State how many lines hold the string "JSON". Give the number and nothing else.

RECORDS SHOWN
————————

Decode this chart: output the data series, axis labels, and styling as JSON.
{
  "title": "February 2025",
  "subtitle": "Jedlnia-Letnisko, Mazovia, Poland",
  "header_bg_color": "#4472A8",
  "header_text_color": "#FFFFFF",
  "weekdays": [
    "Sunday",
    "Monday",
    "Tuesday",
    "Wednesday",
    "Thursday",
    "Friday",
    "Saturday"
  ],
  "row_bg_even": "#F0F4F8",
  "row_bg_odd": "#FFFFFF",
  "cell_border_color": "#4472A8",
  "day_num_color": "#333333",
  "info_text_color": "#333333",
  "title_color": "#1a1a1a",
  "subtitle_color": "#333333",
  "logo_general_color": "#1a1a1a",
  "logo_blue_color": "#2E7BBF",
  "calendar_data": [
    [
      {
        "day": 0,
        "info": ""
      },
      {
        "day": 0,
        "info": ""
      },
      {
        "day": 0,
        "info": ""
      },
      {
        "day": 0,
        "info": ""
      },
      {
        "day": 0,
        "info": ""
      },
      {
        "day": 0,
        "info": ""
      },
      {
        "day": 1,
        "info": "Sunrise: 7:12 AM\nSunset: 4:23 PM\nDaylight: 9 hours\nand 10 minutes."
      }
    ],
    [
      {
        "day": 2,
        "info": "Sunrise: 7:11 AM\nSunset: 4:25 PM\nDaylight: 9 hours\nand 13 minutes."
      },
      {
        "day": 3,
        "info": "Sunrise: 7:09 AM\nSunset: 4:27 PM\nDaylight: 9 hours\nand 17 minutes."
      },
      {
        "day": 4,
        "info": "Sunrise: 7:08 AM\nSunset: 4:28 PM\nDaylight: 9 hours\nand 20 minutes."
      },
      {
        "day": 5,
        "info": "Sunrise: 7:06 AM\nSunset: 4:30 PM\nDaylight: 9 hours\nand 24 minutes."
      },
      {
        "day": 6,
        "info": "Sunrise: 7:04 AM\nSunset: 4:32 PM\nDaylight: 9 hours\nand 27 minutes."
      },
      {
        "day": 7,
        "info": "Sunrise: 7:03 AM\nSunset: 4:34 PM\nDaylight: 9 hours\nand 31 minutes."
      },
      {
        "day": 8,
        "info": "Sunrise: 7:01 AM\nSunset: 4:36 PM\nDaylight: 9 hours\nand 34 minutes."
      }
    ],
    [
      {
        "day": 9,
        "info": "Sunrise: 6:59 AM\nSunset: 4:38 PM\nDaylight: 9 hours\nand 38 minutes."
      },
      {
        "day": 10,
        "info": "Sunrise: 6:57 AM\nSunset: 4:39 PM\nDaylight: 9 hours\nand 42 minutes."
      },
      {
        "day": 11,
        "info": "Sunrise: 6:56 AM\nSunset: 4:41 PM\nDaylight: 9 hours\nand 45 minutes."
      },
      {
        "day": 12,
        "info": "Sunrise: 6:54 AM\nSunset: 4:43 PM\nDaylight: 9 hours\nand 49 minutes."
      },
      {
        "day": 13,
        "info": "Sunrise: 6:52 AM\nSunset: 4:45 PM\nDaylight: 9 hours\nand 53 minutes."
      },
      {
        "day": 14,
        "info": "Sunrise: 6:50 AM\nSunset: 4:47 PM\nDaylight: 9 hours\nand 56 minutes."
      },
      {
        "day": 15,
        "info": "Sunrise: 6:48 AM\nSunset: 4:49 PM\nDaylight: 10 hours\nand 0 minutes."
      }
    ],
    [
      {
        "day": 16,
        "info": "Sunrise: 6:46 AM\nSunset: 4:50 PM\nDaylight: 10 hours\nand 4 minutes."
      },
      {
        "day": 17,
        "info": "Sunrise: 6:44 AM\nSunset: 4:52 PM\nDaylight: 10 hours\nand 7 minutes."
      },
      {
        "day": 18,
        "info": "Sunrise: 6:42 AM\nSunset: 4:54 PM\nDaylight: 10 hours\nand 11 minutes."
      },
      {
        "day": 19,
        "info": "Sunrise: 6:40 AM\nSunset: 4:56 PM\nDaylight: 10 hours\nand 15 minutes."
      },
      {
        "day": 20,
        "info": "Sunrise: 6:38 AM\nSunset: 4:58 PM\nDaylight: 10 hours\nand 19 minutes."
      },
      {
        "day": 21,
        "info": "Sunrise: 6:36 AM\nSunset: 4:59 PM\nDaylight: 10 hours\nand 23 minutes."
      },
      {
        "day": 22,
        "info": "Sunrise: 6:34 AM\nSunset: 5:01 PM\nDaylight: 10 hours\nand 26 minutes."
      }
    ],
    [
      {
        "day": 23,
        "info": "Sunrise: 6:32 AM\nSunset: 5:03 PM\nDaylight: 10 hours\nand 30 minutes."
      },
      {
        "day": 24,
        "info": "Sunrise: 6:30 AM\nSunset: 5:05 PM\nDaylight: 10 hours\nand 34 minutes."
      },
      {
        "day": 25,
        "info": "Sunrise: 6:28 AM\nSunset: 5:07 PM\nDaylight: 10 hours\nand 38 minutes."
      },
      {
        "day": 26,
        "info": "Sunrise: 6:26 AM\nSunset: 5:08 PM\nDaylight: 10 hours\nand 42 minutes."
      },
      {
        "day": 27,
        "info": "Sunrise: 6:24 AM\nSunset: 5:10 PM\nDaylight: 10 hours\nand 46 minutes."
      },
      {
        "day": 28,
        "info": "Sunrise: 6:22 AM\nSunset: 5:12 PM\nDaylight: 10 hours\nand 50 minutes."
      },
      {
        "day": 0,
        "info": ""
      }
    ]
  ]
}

————————

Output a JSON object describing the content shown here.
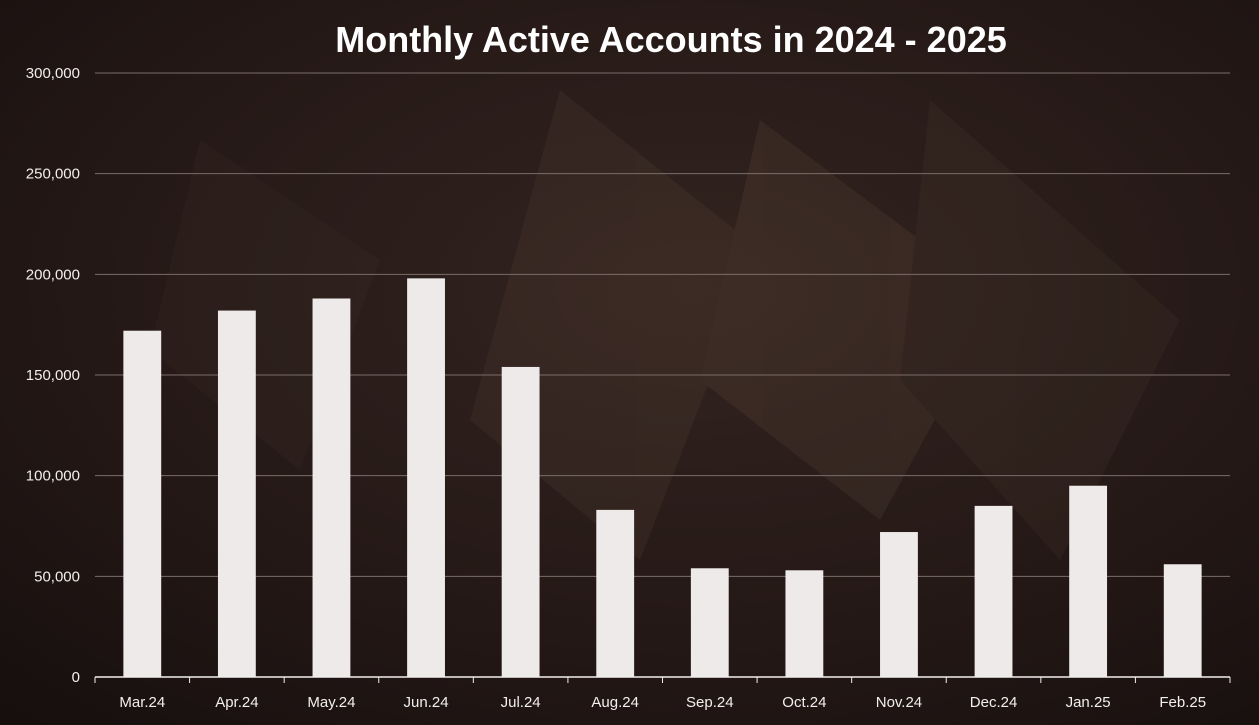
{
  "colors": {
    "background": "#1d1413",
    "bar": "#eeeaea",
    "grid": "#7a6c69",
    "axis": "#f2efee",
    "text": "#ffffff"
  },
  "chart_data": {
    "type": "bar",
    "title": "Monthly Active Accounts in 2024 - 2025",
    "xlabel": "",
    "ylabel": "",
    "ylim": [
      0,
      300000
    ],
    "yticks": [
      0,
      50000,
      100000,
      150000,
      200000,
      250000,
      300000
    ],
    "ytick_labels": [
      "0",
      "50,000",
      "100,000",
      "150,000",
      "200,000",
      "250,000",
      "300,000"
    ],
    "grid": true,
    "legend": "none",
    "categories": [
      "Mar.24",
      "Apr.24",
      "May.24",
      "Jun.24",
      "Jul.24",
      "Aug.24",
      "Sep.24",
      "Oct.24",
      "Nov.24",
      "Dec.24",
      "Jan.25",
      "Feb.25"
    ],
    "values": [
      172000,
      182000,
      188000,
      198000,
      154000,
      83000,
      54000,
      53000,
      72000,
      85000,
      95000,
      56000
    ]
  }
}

————————

THE RESPONSE
2